* START Provided entries *
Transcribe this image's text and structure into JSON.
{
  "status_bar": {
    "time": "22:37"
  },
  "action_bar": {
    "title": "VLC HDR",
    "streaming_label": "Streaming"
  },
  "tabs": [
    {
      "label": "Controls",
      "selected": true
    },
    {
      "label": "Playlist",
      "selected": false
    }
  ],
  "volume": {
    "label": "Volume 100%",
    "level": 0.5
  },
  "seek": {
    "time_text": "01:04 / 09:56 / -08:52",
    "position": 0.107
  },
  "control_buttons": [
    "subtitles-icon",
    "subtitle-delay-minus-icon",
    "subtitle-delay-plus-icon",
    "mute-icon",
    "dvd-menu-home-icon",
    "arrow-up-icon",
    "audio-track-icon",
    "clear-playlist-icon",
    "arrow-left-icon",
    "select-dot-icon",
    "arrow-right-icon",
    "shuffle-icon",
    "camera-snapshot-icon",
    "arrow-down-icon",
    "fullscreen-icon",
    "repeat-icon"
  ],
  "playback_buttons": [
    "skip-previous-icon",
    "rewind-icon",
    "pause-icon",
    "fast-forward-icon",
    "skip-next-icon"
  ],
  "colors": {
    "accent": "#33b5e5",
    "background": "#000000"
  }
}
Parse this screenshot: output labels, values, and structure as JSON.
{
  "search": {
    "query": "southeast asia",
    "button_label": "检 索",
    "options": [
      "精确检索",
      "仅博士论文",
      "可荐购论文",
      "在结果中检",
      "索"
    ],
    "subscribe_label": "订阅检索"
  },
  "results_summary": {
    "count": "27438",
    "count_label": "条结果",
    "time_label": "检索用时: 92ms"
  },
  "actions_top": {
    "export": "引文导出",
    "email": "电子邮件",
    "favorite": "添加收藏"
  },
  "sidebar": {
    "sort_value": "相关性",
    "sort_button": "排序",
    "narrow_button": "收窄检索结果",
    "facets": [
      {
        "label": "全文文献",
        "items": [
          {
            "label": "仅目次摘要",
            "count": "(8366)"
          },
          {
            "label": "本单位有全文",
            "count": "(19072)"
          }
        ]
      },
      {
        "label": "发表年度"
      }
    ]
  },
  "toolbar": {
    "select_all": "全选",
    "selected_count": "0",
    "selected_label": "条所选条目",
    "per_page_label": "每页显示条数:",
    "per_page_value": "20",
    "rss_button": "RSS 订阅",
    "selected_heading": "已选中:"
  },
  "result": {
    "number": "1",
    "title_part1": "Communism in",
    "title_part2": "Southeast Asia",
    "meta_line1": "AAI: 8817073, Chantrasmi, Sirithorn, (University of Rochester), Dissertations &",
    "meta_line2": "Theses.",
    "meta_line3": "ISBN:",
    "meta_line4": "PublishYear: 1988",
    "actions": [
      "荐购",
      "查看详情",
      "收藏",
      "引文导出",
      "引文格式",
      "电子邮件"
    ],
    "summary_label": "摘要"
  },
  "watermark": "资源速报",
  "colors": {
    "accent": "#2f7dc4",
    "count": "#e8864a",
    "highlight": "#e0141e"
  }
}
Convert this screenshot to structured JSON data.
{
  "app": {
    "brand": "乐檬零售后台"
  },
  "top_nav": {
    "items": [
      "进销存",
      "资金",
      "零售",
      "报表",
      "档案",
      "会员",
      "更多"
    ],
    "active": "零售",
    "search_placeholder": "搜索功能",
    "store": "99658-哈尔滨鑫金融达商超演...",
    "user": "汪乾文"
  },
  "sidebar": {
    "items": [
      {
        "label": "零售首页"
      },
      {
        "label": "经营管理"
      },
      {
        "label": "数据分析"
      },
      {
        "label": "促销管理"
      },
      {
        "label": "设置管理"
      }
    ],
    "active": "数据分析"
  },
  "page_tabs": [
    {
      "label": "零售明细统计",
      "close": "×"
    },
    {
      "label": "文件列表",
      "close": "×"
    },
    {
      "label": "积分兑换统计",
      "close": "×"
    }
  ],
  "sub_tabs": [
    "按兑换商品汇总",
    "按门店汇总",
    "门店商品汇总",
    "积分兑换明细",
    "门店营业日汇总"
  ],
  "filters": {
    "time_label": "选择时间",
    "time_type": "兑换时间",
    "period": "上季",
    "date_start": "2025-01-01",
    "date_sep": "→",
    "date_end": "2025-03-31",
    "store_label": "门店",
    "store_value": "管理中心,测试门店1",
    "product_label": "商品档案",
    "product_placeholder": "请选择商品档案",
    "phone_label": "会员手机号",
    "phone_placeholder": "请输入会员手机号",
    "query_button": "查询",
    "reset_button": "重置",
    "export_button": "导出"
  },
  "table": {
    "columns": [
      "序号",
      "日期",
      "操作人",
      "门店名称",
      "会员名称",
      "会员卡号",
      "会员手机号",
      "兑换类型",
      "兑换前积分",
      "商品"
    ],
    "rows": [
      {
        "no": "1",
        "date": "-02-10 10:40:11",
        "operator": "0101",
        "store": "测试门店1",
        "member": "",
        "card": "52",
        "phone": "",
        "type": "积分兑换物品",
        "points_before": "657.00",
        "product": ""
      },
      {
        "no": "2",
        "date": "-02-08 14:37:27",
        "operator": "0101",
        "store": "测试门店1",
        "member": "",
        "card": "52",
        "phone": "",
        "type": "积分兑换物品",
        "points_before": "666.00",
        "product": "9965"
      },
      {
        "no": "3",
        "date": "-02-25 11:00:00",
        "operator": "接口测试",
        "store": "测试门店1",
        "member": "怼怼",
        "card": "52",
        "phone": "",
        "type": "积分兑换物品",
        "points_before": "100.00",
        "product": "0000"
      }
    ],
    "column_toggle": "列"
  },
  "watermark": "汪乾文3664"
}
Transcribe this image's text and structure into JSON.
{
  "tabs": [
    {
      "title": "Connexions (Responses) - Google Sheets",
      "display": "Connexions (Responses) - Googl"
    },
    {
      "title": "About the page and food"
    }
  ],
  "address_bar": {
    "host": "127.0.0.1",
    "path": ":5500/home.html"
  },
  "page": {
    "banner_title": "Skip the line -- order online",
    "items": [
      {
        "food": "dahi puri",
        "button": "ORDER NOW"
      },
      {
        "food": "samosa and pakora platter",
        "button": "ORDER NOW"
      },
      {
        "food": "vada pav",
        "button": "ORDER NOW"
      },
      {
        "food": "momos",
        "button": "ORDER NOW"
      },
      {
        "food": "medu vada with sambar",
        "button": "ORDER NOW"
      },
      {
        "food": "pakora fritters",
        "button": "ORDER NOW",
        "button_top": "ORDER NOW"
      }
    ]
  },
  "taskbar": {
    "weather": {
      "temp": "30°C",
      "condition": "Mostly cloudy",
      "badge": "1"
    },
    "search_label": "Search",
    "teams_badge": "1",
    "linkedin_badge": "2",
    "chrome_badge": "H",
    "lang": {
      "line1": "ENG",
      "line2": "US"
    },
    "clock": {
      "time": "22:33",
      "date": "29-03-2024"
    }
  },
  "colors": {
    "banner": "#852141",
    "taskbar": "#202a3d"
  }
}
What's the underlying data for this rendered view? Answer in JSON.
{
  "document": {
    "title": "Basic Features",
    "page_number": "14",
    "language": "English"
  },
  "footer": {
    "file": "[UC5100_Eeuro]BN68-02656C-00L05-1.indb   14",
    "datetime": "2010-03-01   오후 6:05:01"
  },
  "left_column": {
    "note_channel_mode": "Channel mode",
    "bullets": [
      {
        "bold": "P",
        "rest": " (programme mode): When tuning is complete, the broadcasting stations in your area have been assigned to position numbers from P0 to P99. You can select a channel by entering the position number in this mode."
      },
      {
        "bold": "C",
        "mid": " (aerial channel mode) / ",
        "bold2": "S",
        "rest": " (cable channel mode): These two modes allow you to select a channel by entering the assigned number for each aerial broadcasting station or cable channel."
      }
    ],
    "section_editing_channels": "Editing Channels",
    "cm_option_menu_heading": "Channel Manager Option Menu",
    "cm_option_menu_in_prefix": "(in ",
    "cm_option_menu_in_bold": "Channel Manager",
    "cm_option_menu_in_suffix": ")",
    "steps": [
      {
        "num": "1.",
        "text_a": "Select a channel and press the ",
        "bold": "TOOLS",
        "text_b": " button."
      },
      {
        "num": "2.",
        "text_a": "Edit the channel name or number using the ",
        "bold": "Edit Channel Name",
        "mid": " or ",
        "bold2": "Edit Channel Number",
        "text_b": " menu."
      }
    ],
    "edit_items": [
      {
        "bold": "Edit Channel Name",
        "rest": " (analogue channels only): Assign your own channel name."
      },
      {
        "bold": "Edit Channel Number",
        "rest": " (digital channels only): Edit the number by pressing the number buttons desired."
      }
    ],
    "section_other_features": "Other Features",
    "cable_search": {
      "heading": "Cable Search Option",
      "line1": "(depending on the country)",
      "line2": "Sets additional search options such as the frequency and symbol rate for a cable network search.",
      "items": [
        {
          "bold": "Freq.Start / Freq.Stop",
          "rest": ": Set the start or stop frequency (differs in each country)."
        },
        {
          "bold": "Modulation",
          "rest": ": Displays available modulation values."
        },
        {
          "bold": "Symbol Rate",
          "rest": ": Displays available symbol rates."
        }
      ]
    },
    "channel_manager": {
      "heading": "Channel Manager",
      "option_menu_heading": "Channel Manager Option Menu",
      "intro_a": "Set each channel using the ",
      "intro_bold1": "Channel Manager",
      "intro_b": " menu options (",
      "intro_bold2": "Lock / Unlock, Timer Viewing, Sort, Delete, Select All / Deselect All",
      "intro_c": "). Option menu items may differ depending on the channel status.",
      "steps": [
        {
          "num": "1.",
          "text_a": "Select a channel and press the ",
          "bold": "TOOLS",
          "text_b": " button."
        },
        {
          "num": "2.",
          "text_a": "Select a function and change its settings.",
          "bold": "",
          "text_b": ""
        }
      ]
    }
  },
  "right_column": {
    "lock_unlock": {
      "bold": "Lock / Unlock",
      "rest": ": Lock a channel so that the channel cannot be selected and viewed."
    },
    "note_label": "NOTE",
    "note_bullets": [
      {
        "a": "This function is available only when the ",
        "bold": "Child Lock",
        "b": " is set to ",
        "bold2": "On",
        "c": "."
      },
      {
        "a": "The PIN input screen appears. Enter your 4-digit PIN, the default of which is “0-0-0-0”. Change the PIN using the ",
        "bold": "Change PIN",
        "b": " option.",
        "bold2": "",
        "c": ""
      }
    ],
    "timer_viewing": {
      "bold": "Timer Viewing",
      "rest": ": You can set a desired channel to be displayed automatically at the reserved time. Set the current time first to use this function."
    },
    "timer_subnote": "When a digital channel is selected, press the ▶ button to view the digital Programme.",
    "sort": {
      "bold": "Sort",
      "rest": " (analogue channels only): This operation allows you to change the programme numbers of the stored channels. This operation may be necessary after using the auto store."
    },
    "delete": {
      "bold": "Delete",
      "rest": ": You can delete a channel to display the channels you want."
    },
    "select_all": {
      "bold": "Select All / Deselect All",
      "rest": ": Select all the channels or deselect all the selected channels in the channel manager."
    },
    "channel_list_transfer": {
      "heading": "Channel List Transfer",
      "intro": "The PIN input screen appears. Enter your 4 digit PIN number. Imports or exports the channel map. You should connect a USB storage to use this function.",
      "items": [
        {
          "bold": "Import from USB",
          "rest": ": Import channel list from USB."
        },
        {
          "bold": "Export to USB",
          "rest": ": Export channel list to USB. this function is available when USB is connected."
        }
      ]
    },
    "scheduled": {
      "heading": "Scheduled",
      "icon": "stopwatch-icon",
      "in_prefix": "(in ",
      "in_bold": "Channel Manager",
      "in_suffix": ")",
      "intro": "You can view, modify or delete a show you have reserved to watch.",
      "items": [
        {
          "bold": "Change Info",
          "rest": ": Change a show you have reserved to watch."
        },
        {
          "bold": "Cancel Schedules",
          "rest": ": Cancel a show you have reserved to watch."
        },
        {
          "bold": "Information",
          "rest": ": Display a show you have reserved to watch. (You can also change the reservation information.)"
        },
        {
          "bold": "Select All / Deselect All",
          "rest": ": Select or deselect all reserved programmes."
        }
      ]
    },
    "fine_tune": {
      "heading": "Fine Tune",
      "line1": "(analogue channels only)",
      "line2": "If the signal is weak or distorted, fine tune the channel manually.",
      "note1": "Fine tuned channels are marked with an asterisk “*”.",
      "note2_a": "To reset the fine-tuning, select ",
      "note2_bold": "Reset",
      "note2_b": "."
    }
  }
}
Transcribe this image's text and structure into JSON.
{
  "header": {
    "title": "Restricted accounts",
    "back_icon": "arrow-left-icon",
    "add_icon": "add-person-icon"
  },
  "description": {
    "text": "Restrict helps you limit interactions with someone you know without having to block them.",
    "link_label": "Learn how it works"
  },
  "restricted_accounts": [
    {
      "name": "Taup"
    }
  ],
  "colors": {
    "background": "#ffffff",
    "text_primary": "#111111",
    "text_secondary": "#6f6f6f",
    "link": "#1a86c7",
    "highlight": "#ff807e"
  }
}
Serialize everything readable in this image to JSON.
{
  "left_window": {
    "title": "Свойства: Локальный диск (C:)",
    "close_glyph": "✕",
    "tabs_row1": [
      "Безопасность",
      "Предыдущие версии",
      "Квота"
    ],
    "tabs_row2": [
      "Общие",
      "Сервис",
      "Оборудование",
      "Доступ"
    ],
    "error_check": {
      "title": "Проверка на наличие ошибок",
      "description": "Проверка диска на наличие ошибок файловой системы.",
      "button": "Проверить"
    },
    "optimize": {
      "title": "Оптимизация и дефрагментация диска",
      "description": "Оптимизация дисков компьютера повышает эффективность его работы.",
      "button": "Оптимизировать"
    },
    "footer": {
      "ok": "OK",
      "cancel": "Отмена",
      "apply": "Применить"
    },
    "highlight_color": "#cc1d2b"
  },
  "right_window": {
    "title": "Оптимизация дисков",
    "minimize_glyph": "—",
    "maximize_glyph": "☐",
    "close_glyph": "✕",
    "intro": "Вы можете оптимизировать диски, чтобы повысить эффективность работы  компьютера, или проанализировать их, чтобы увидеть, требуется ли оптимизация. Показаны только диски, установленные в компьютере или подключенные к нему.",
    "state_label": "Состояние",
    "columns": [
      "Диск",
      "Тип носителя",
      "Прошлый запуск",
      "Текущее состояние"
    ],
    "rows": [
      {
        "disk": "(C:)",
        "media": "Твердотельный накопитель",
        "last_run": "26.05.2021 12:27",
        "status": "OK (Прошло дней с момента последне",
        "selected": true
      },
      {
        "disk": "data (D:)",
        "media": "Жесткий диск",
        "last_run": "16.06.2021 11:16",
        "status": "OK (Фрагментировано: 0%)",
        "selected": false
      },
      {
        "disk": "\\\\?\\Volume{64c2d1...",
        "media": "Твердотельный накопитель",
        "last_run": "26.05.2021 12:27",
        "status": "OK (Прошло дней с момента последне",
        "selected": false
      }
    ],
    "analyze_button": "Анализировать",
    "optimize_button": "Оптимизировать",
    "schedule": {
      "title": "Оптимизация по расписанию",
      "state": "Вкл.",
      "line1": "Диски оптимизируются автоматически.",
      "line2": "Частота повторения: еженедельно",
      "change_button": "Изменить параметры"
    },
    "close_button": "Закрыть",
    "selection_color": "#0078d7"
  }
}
* END Provided entries *
- _Written problem_
Set down, word for word, every line from the line that holds "Serialize everything readable" to the end of the entries above, including both ends.

- _Full response_
Serialize everything readable in this image to JSON.
{
  "left_window": {
    "title": "Свойства: Локальный диск (C:)",
    "close_glyph": "✕",
    "tabs_row1": [
      "Безопасность",
      "Предыдущие версии",
      "Квота"
    ],
    "tabs_row2": [
      "Общие",
      "Сервис",
      "Оборудование",
      "Доступ"
    ],
    "error_check": {
      "title": "Проверка на наличие ошибок",
      "description": "Проверка диска на наличие ошибок файловой системы.",
      "button": "Проверить"
    },
    "optimize": {
      "title": "Оптимизация и дефрагментация диска",
      "description": "Оптимизация дисков компьютера повышает эффективность его работы.",
      "button": "Оптимизировать"
    },
    "footer": {
      "ok": "OK",
      "cancel": "Отмена",
      "apply": "Применить"
    },
    "highlight_color": "#cc1d2b"
  },
  "right_window": {
    "title": "Оптимизация дисков",
    "minimize_glyph": "—",
    "maximize_glyph": "☐",
    "close_glyph": "✕",
    "intro": "Вы можете оптимизировать диски, чтобы повысить эффективность работы  компьютера, или проанализировать их, чтобы увидеть, требуется ли оптимизация. Показаны только диски, установленные в компьютере или подключенные к нему.",
    "state_label": "Состояние",
    "columns": [
      "Диск",
      "Тип носителя",
      "Прошлый запуск",
      "Текущее состояние"
    ],
    "rows": [
      {
        "disk": "(C:)",
        "media": "Твердотельный накопитель",
        "last_run": "26.05.2021 12:27",
        "status": "OK (Прошло дней с момента последне",
        "selected": true
      },
      {
        "disk": "data (D:)",
        "media": "Жесткий диск",
        "last_run": "16.06.2021 11:16",
        "status": "OK (Фрагментировано: 0%)",
        "selected": false
      },
      {
        "disk": "\\\\?\\Volume{64c2d1...",
        "media": "Твердотельный накопитель",
        "last_run": "26.05.2021 12:27",
        "status": "OK (Прошло дней с момента последне",
        "selected": false
      }
    ],
    "analyze_button": "Анализировать",
    "optimize_button": "Оптимизировать",
    "schedule": {
      "title": "Оптимизация по расписанию",
      "state": "Вкл.",
      "line1": "Диски оптимизируются автоматически.",
      "line2": "Частота повторения: еженедельно",
      "change_button": "Изменить параметры"
    },
    "close_button": "Закрыть",
    "selection_color": "#0078d7"
  }
}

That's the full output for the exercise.